Search the material below for the word "河水矿化度较高" and copy every line in which it occurs.

* * * * * * *

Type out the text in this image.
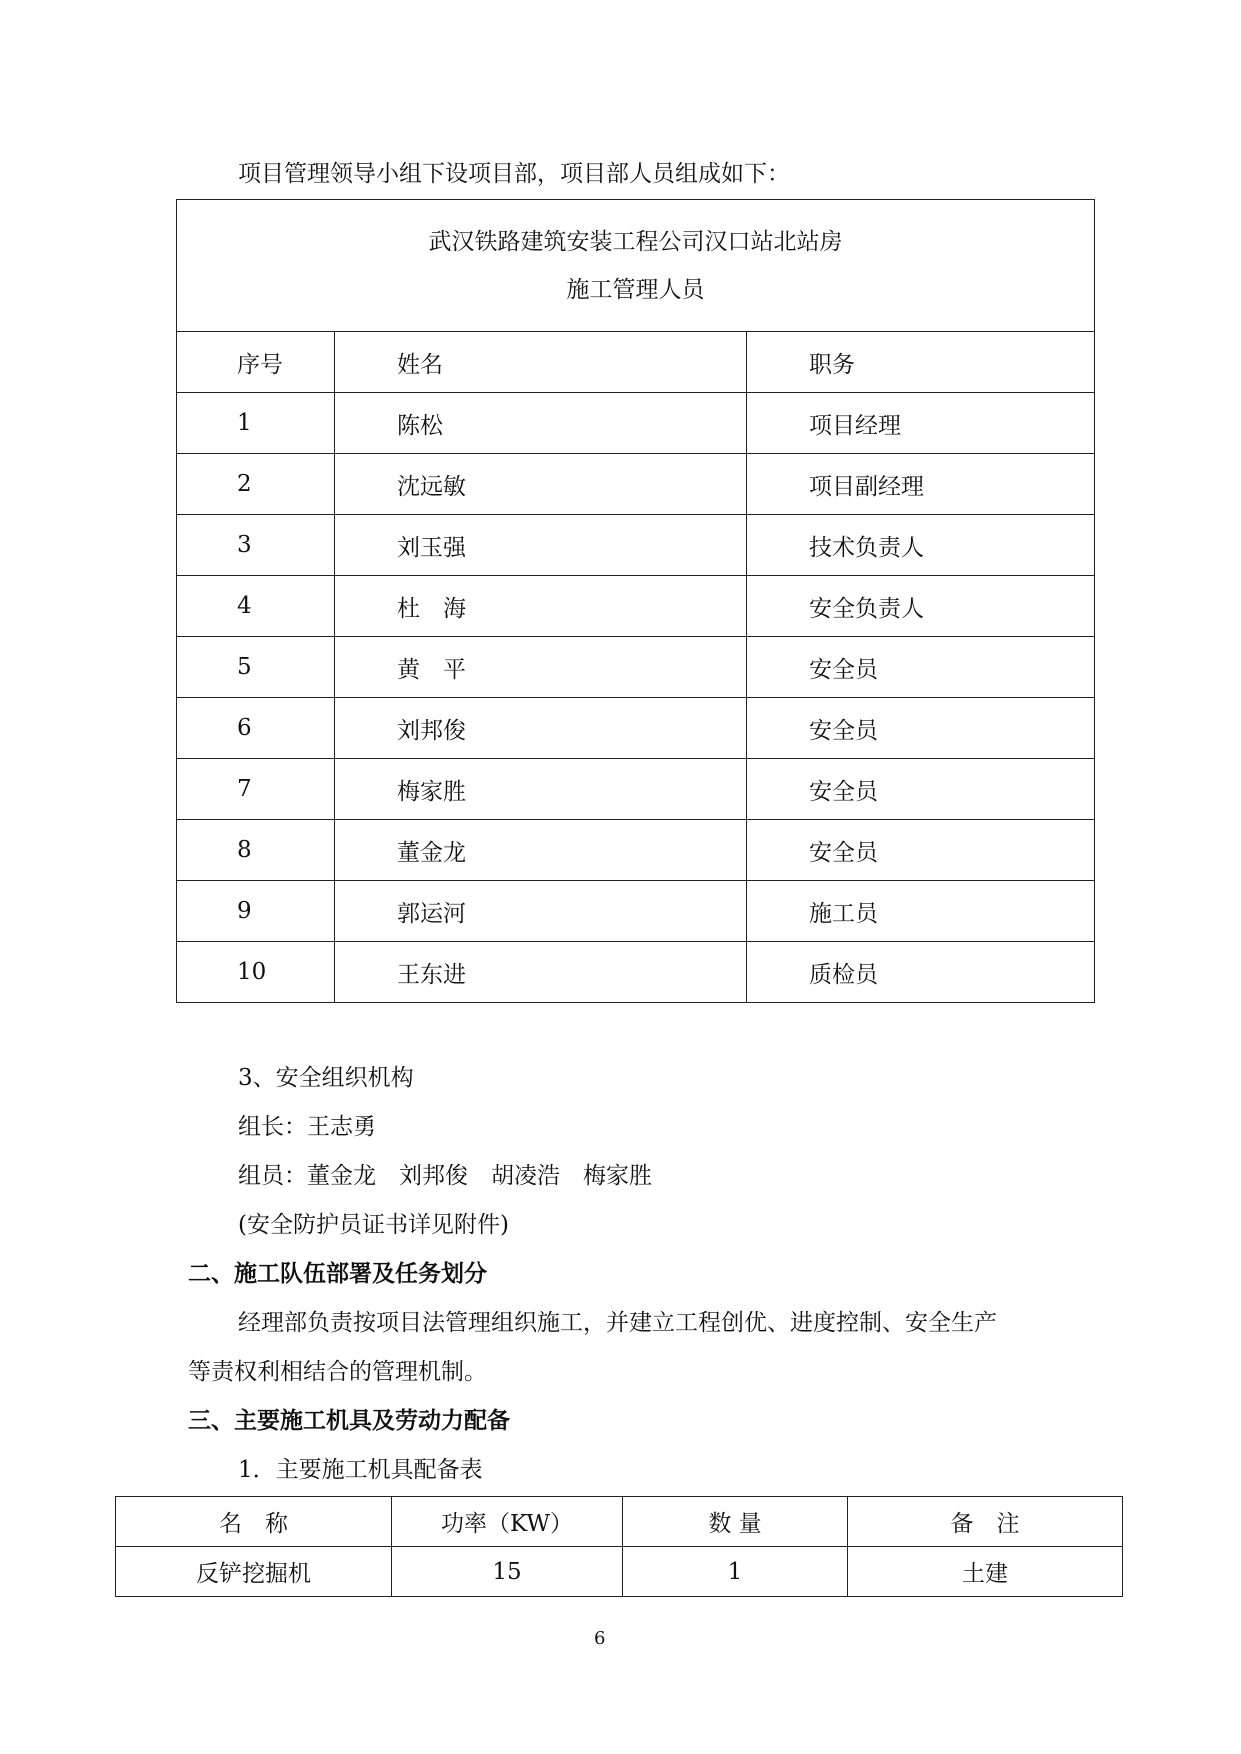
项目管理领导小组下设项目部，项目部人员组成如下：
武汉铁路建筑安装工程公司汉口站北站房
施工管理人员		

序号	姓名	职务
1	陈松	项目经理
2	沈远敏	项目副经理
3	刘玉强	技术负责人
4	杜　海	安全负责人
5	黄　平	安全员
6	刘邦俊	安全员
7	梅家胜	安全员
8	董金龙	安全员
9	郭运河	施工员
10	王东进	质检员
3、安全组织机构
组长：王志勇
组员：董金龙　刘邦俊　胡凌浩　梅家胜
(安全防护员证书详见附件)
二、施工队伍部署及任务划分
经理部负责按项目法管理组织施工，并建立工程创优、进度控制、安全生产
等责权利相结合的管理机制。
三、主要施工机具及劳动力配备
1．主要施工机具配备表
名　称	功率（KW）	数 量	备　注
反铲挖掘机	15	1	土建
6
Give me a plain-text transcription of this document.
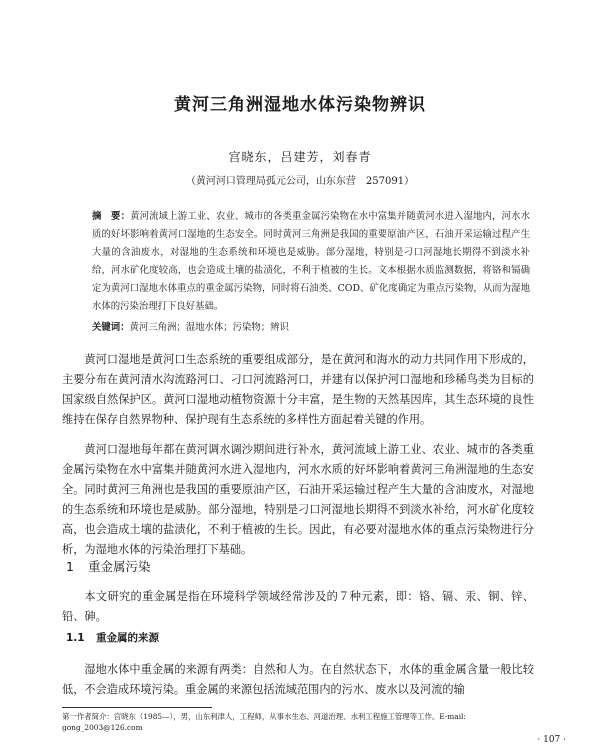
黄河三角洲湿地水体污染物辨识
宫晓东，吕建芳，刘春青
（黄河河口管理局孤元公司，山东东营　257091）
摘　要：黄河流域上游工业、农业、城市的各类重金属污染物在水中富集并随黄河水进入湿地内，河水水质的好坏影响着黄河口湿地的生态安全。同时黄河三角洲是我国的重要原油产区，石油开采运输过程产生大量的含油废水，对湿地的生态系统和环境也是威胁。部分湿地，特别是刁口河湿地长期得不到淡水补给，河水矿化度较高，也会造成土壤的盐渍化，不利于植被的生长。文本根据水质监测数据，将铬和镉确定为黄河口湿地水体重点的重金属污染物，同时将石油类、COD、矿化度确定为重点污染物，从而为湿地水体的污染治理打下良好基础。
关键词：黄河三角洲；湿地水体；污染物；辨识

黄河口湿地是黄河口生态系统的重要组成部分，是在黄河和海水的动力共同作用下形成的，主要分布在黄河清水沟流路河口、刁口河流路河口，并建有以保护河口湿地和珍稀鸟类为目标的国家级自然保护区。黄河口湿地动植物资源十分丰富，是生物的天然基因库，其生态环境的良性维持在保存自然界物种、保护现有生态系统的多样性方面起着关键的作用。

黄河口湿地每年都在黄河调水调沙期间进行补水，黄河流域上游工业、农业、城市的各类重金属污染物在水中富集并随黄河水进入湿地内，河水水质的好坏影响着黄河三角洲湿地的生态安全。同时黄河三角洲也是我国的重要原油产区，石油开采运输过程产生大量的含油废水，对湿地的生态系统和环境也是威胁。部分湿地，特别是刁口河湿地长期得不到淡水补给，河水矿化度较高，也会造成土壤的盐渍化，不利于植被的生长。因此，有必要对湿地水体的重点污染物进行分析，为湿地水体的污染治理打下基础。

1 重金属污染

本文研究的重金属是指在环境科学领域经常涉及的７种元素，即：铬、镉、汞、铜、锌、铅、砷。

1.1 重金属的来源

湿地水体中重金属的来源有两类：自然和人为。在自然状态下，水体的重金属含量一般比较低，不会造成环境污染。重金属的来源包括流域范围内的污水、废水以及河流的输

第一作者简介：宫晓东（1985—），男，山东利津人，工程师，从事水生态、河道治理、水利工程施工管理等工作。E-mail: gong_2003@126.com
· 107 ·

* * * * * * *

Answer to this problem
摘　要：黄河流域上游工业、农业、城市的各类重金属污染物在水中富集并随黄河水进入湿地内，河水水质的好坏影响着黄河口湿地的生态安全。同时黄河三角洲是我国的重要原油产区，石油开采运输过程产生大量的含油废水，对湿地的生态系统和环境也是威胁。部分湿地，特别是刁口河湿地长期得不到淡水补给，河水矿化度较高，也会造成土壤的盐渍化，不利于植被的生长。文本根据水质监测数据，将铬和镉确定为黄河口湿地水体重点的重金属污染物，同时将石油类、COD、矿化度确定为重点污染物，从而为湿地水体的污染治理打下良好基础。
黄河口湿地每年都在黄河调水调沙期间进行补水，黄河流域上游工业、农业、城市的各类重金属污染物在水中富集并随黄河水进入湿地内，河水水质的好坏影响着黄河三角洲湿地的生态安全。同时黄河三角洲也是我国的重要原油产区，石油开采运输过程产生大量的含油废水，对湿地的生态系统和环境也是威胁。部分湿地，特别是刁口河湿地长期得不到淡水补给，河水矿化度较高，也会造成土壤的盐渍化，不利于植被的生长。因此，有必要对湿地水体的重点污染物进行分析，为湿地水体的污染治理打下基础。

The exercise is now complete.